Task prompt
Reproduce each line of the material exactly, minus any picture.

━━ Dataset excerpts ━━

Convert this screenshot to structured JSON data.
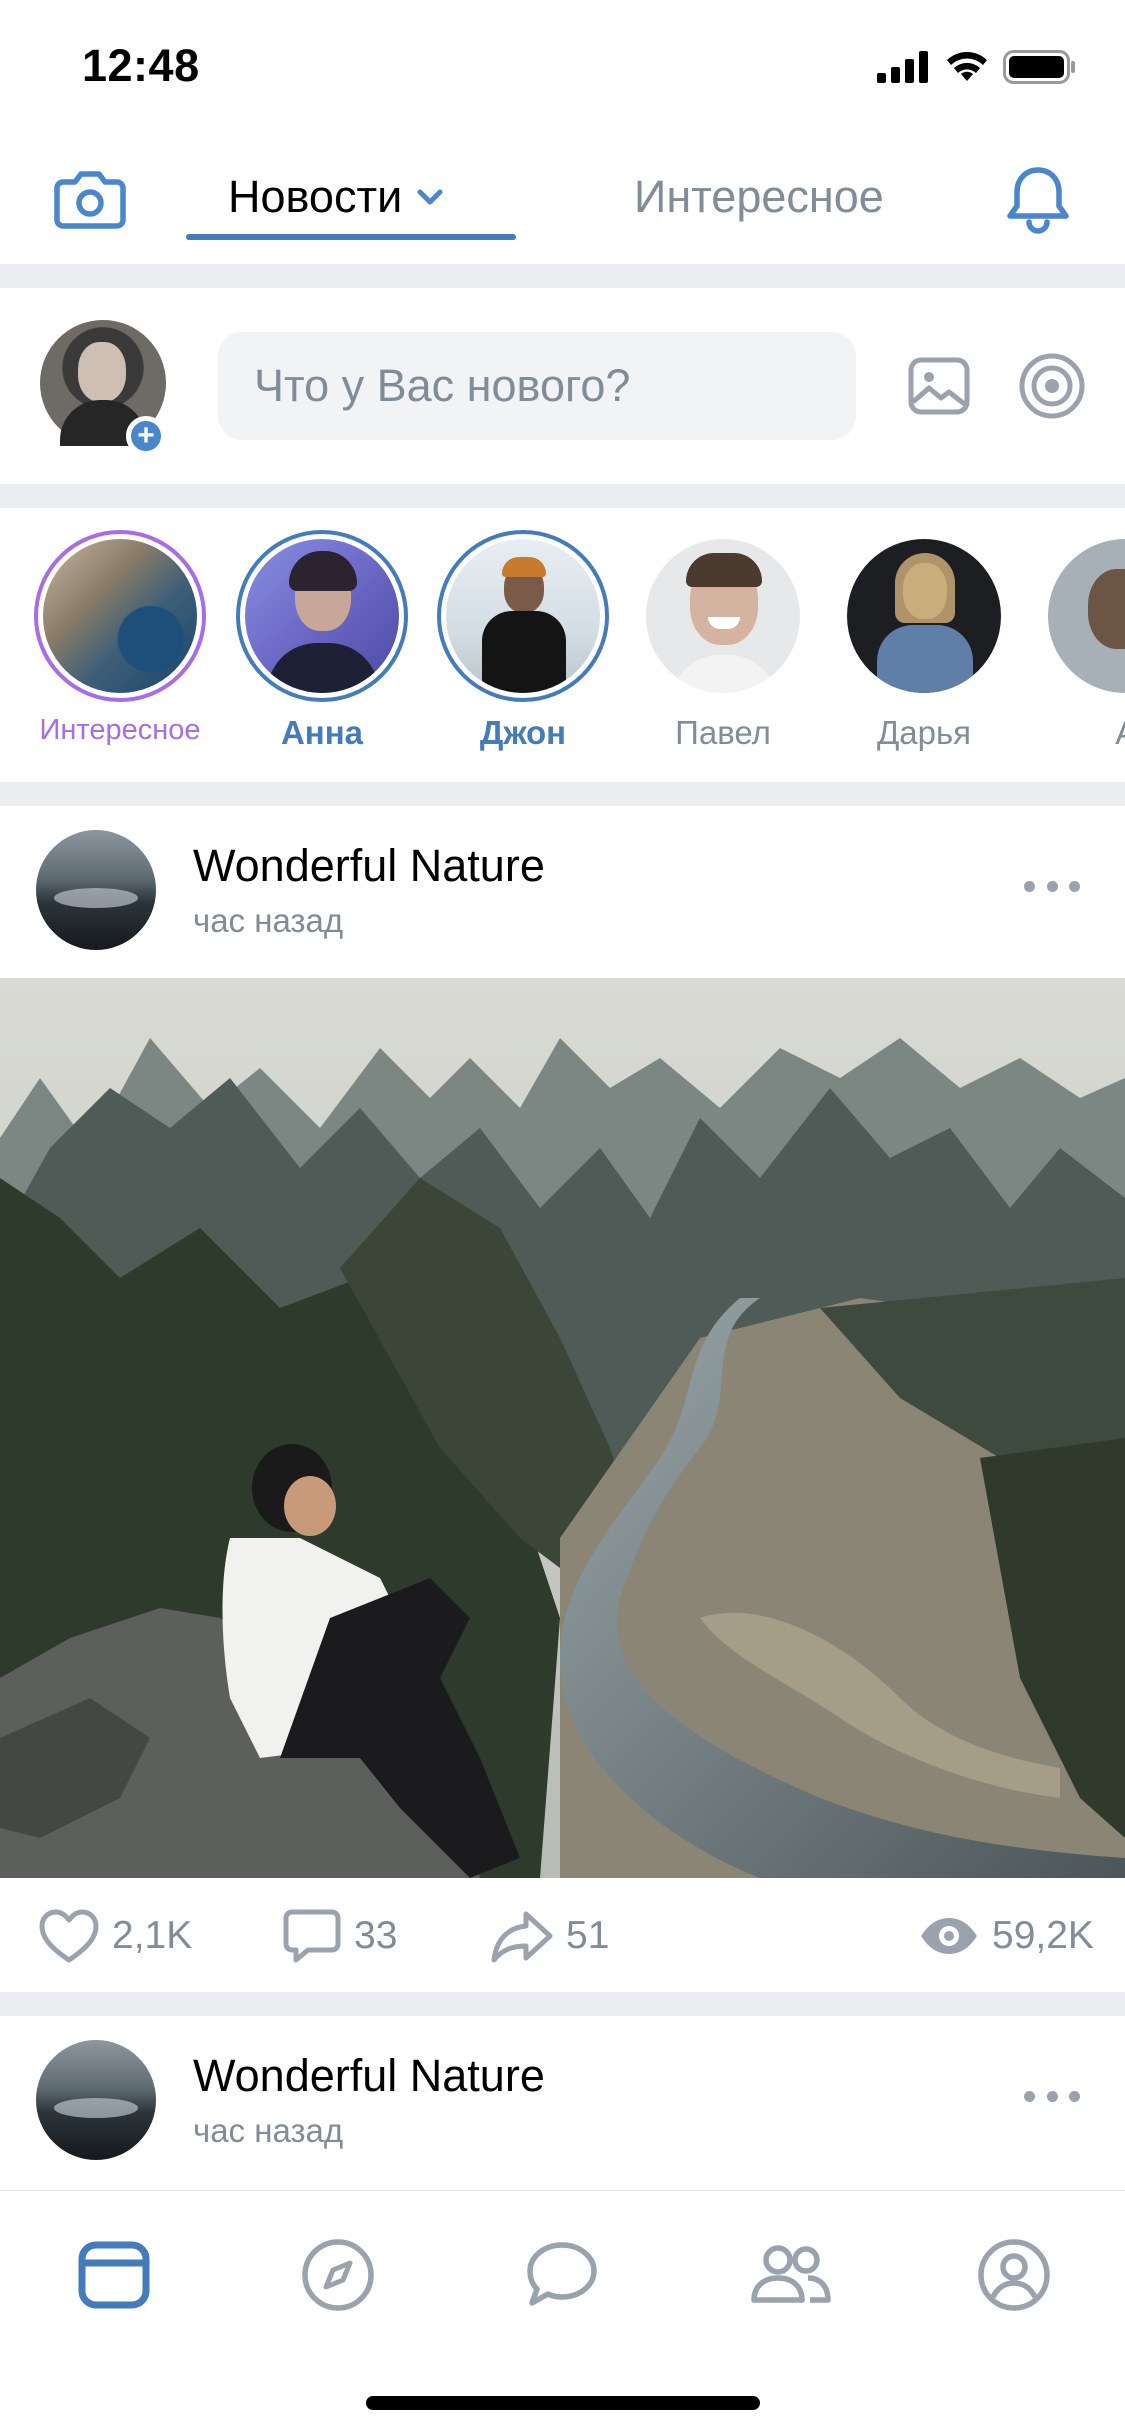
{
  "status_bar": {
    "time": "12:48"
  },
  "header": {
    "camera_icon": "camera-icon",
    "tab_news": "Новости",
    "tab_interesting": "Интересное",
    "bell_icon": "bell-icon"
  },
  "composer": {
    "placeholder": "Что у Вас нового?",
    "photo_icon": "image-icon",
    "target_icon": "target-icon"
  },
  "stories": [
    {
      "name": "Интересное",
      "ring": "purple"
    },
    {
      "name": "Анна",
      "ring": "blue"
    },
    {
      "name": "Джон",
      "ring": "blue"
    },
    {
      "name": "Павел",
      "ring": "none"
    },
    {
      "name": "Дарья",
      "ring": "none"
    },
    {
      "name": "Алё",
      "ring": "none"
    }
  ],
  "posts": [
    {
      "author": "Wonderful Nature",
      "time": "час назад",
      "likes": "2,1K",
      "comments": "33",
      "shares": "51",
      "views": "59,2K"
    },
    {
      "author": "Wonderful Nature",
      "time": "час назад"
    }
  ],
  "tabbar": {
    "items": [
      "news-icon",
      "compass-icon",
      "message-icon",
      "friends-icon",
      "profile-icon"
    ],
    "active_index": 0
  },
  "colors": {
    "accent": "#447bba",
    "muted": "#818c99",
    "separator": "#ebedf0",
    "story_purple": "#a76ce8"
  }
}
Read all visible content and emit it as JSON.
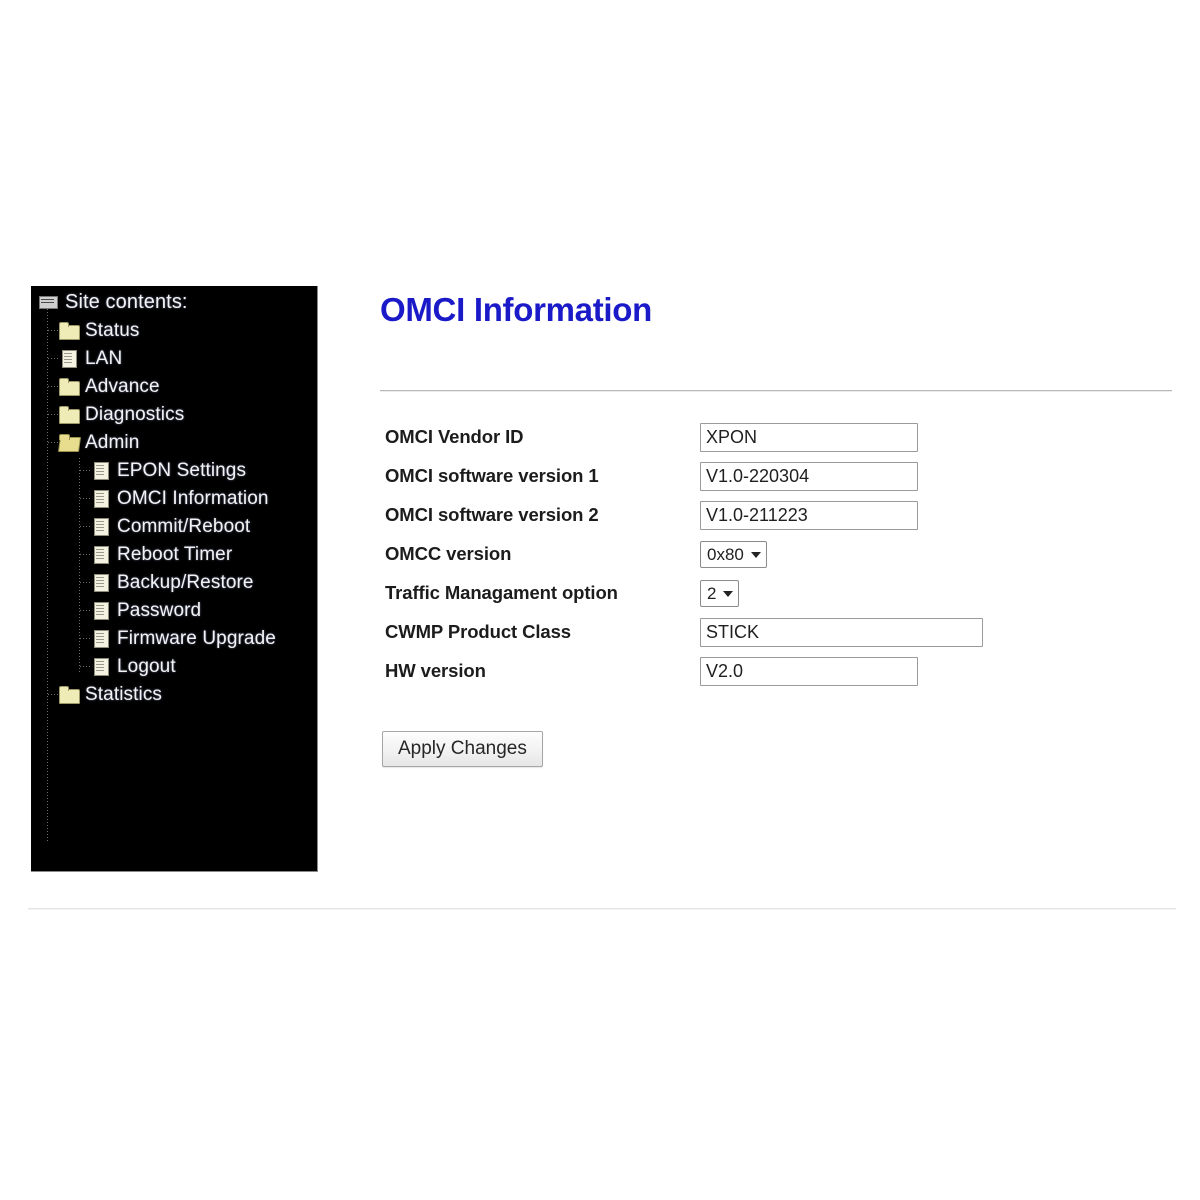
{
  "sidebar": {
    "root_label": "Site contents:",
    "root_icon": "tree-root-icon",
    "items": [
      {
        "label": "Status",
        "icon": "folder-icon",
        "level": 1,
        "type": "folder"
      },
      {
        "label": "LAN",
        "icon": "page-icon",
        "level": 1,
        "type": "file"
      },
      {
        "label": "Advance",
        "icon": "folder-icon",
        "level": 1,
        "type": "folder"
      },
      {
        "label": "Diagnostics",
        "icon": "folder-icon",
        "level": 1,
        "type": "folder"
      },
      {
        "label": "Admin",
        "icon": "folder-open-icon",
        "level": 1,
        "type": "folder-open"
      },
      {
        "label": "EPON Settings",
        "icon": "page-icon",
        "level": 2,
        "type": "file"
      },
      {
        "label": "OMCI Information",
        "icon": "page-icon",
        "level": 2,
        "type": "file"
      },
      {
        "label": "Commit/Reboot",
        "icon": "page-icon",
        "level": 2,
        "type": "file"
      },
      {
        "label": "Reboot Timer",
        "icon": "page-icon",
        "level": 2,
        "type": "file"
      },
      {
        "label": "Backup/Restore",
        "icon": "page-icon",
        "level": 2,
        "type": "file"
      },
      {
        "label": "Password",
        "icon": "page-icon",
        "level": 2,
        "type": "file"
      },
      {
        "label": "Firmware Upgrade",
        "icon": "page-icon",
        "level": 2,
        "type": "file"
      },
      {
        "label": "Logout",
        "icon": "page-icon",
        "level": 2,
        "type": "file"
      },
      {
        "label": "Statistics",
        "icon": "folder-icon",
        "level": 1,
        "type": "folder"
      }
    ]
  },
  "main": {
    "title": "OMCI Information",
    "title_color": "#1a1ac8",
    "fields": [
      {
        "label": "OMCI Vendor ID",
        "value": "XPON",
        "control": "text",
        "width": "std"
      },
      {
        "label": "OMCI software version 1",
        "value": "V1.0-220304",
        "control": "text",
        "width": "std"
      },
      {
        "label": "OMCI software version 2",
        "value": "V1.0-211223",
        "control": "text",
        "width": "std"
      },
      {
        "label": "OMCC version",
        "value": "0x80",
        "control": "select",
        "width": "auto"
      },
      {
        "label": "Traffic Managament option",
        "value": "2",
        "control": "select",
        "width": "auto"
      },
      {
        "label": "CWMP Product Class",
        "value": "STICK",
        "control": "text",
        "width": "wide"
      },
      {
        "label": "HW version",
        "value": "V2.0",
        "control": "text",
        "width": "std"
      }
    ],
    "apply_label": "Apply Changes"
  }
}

━━━

Task result
Convert this screenshot to structured JSON data.
{
  "status_bar": {
    "time": "12:48"
  },
  "header": {
    "camera_icon": "camera-icon",
    "tab_news": "Новости",
    "tab_interesting": "Интересное",
    "bell_icon": "bell-icon"
  },
  "composer": {
    "placeholder": "Что у Вас нового?",
    "photo_icon": "image-icon",
    "target_icon": "target-icon"
  },
  "stories": [
    {
      "name": "Интересное",
      "ring": "purple"
    },
    {
      "name": "Анна",
      "ring": "blue"
    },
    {
      "name": "Джон",
      "ring": "blue"
    },
    {
      "name": "Павел",
      "ring": "none"
    },
    {
      "name": "Дарья",
      "ring": "none"
    },
    {
      "name": "Алё",
      "ring": "none"
    }
  ],
  "posts": [
    {
      "author": "Wonderful Nature",
      "time": "час назад",
      "likes": "2,1K",
      "comments": "33",
      "shares": "51",
      "views": "59,2K"
    },
    {
      "author": "Wonderful Nature",
      "time": "час назад"
    }
  ],
  "tabbar": {
    "items": [
      "news-icon",
      "compass-icon",
      "message-icon",
      "friends-icon",
      "profile-icon"
    ],
    "active_index": 0
  },
  "colors": {
    "accent": "#447bba",
    "muted": "#818c99",
    "separator": "#ebedf0",
    "story_purple": "#a76ce8"
  }
}
Read all visible content and emit it as JSON.
{
  "sidebar": {
    "root_label": "Site contents:",
    "root_icon": "tree-root-icon",
    "items": [
      {
        "label": "Status",
        "icon": "folder-icon",
        "level": 1,
        "type": "folder"
      },
      {
        "label": "LAN",
        "icon": "page-icon",
        "level": 1,
        "type": "file"
      },
      {
        "label": "Advance",
        "icon": "folder-icon",
        "level": 1,
        "type": "folder"
      },
      {
        "label": "Diagnostics",
        "icon": "folder-icon",
        "level": 1,
        "type": "folder"
      },
      {
        "label": "Admin",
        "icon": "folder-open-icon",
        "level": 1,
        "type": "folder-open"
      },
      {
        "label": "EPON Settings",
        "icon": "page-icon",
        "level": 2,
        "type": "file"
      },
      {
        "label": "OMCI Information",
        "icon": "page-icon",
        "level": 2,
        "type": "file"
      },
      {
        "label": "Commit/Reboot",
        "icon": "page-icon",
        "level": 2,
        "type": "file"
      },
      {
        "label": "Reboot Timer",
        "icon": "page-icon",
        "level": 2,
        "type": "file"
      },
      {
        "label": "Backup/Restore",
        "icon": "page-icon",
        "level": 2,
        "type": "file"
      },
      {
        "label": "Password",
        "icon": "page-icon",
        "level": 2,
        "type": "file"
      },
      {
        "label": "Firmware Upgrade",
        "icon": "page-icon",
        "level": 2,
        "type": "file"
      },
      {
        "label": "Logout",
        "icon": "page-icon",
        "level": 2,
        "type": "file"
      },
      {
        "label": "Statistics",
        "icon": "folder-icon",
        "level": 1,
        "type": "folder"
      }
    ]
  },
  "main": {
    "title": "OMCI Information",
    "title_color": "#1a1ac8",
    "fields": [
      {
        "label": "OMCI Vendor ID",
        "value": "XPON",
        "control": "text",
        "width": "std"
      },
      {
        "label": "OMCI software version 1",
        "value": "V1.0-220304",
        "control": "text",
        "width": "std"
      },
      {
        "label": "OMCI software version 2",
        "value": "V1.0-211223",
        "control": "text",
        "width": "std"
      },
      {
        "label": "OMCC version",
        "value": "0x80",
        "control": "select",
        "width": "auto"
      },
      {
        "label": "Traffic Managament option",
        "value": "2",
        "control": "select",
        "width": "auto"
      },
      {
        "label": "CWMP Product Class",
        "value": "STICK",
        "control": "text",
        "width": "wide"
      },
      {
        "label": "HW version",
        "value": "V2.0",
        "control": "text",
        "width": "std"
      }
    ],
    "apply_label": "Apply Changes"
  }
}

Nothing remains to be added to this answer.